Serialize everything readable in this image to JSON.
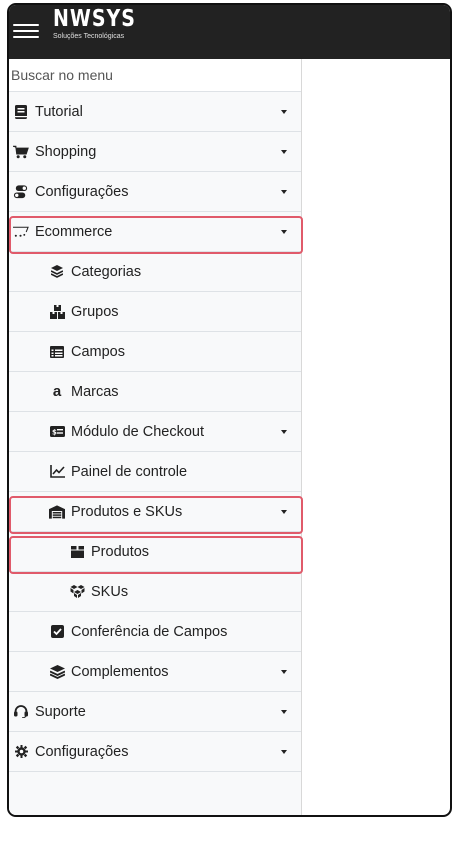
{
  "header": {
    "logo_main": "NWSYS",
    "logo_sub": "Soluções Tecnológicas"
  },
  "sidebar": {
    "search_placeholder": "Buscar no menu",
    "items": [
      {
        "label": "Tutorial",
        "icon": "book-icon",
        "level": 0,
        "caret": true
      },
      {
        "label": "Shopping",
        "icon": "cart-icon",
        "level": 0,
        "caret": true
      },
      {
        "label": "Configurações",
        "icon": "toggle-icon",
        "level": 0,
        "caret": true
      },
      {
        "label": "Ecommerce",
        "icon": "cart-outline-icon",
        "level": 0,
        "caret": true,
        "highlighted": true
      },
      {
        "label": "Categorias",
        "icon": "layers-icon",
        "level": 1,
        "caret": false
      },
      {
        "label": "Grupos",
        "icon": "boxes-icon",
        "level": 1,
        "caret": false
      },
      {
        "label": "Campos",
        "icon": "table-icon",
        "level": 1,
        "caret": false
      },
      {
        "label": "Marcas",
        "icon": "amazon-icon",
        "level": 1,
        "caret": false
      },
      {
        "label": "Módulo de Checkout",
        "icon": "money-check-icon",
        "level": 1,
        "caret": true
      },
      {
        "label": "Painel de controle",
        "icon": "line-chart-icon",
        "level": 1,
        "caret": false
      },
      {
        "label": "Produtos e SKUs",
        "icon": "warehouse-icon",
        "level": 1,
        "caret": true,
        "highlighted": true
      },
      {
        "label": "Produtos",
        "icon": "box-icon",
        "level": 2,
        "caret": false,
        "highlighted": true
      },
      {
        "label": "SKUs",
        "icon": "cubes-icon",
        "level": 2,
        "caret": false
      },
      {
        "label": "Conferência de Campos",
        "icon": "check-square-icon",
        "level": 1,
        "caret": false
      },
      {
        "label": "Complementos",
        "icon": "layer-group-icon",
        "level": 1,
        "caret": true
      },
      {
        "label": "Suporte",
        "icon": "headset-icon",
        "level": 0,
        "caret": true
      },
      {
        "label": "Configurações",
        "icon": "gear-icon",
        "level": 0,
        "caret": true
      }
    ]
  },
  "colors": {
    "topbar": "#222222",
    "sidebar_bg": "#f8f9fa",
    "highlight": "#e05a6a"
  }
}
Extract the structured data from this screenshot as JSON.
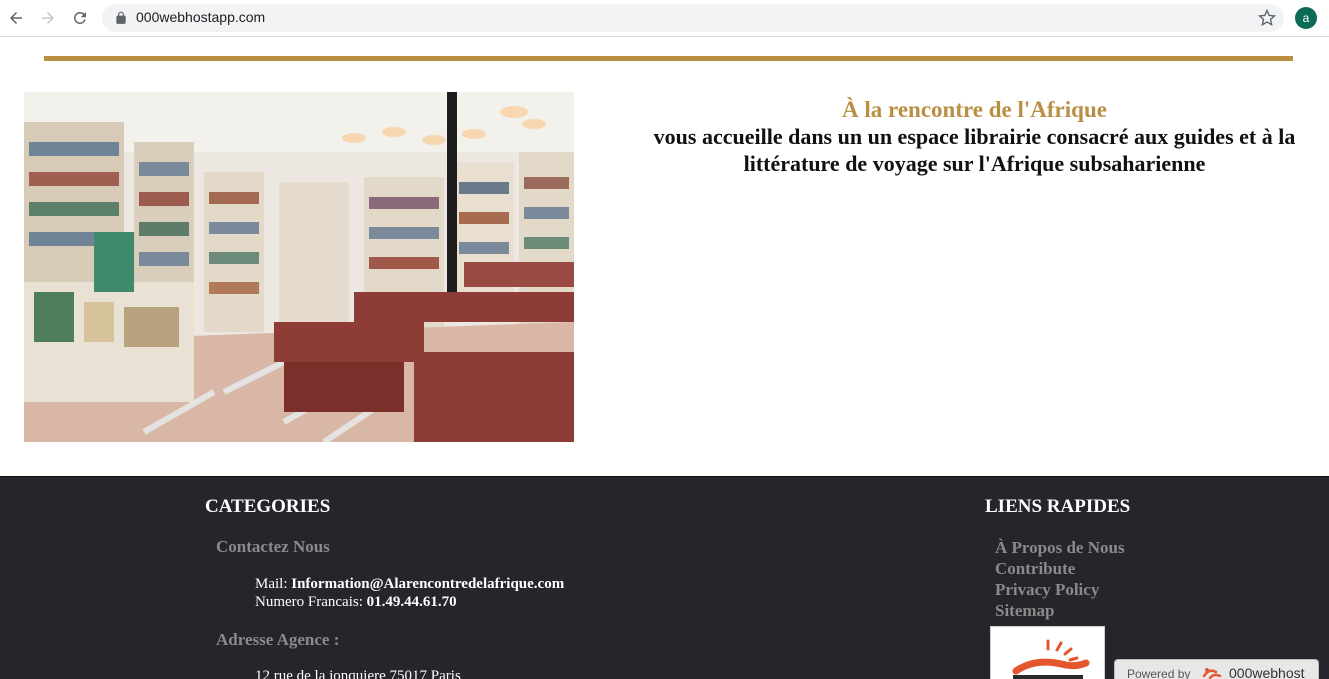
{
  "browser": {
    "url": "000webhostapp.com",
    "avatar_letter": "a",
    "icons": [
      "back-arrow-icon",
      "forward-arrow-icon",
      "reload-icon",
      "lock-icon",
      "star-icon"
    ]
  },
  "colors": {
    "accent_gold": "#b88f43",
    "footer_bg": "#25262b",
    "muted_text": "#8a8a8a"
  },
  "hero": {
    "image_subject": "bookshop interior with shelves and red benches",
    "title": "À la rencontre de l'Afrique",
    "text": "vous accueille dans un un espace librairie consacré aux guides et à la littérature de voyage sur l'Afrique subsaharienne"
  },
  "footer": {
    "categories": {
      "heading": "CATEGORIES",
      "contact_heading": "Contactez Nous",
      "mail_label": "Mail: ",
      "mail_value": "Information@Alarencontredelafrique.com",
      "phone_label": "Numero Francais: ",
      "phone_value": "01.49.44.61.70",
      "address_heading": "Adresse Agence :",
      "address_value": "12 rue de la jonquiere 75017 Paris"
    },
    "quick_links": {
      "heading": "LIENS RAPIDES",
      "links": [
        "À Propos de Nous",
        "Contribute",
        "Privacy Policy",
        "Sitemap"
      ]
    },
    "badge": {
      "powered_label": "Powered by",
      "brand": "000webhost"
    }
  }
}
# # # # #
REQUIREMENTS:
Copy all the lines above that hold the string "JSON".

RESULT:
Serialize everything readable in this image to JSON.
Extract the structured data from this screenshot as JSON.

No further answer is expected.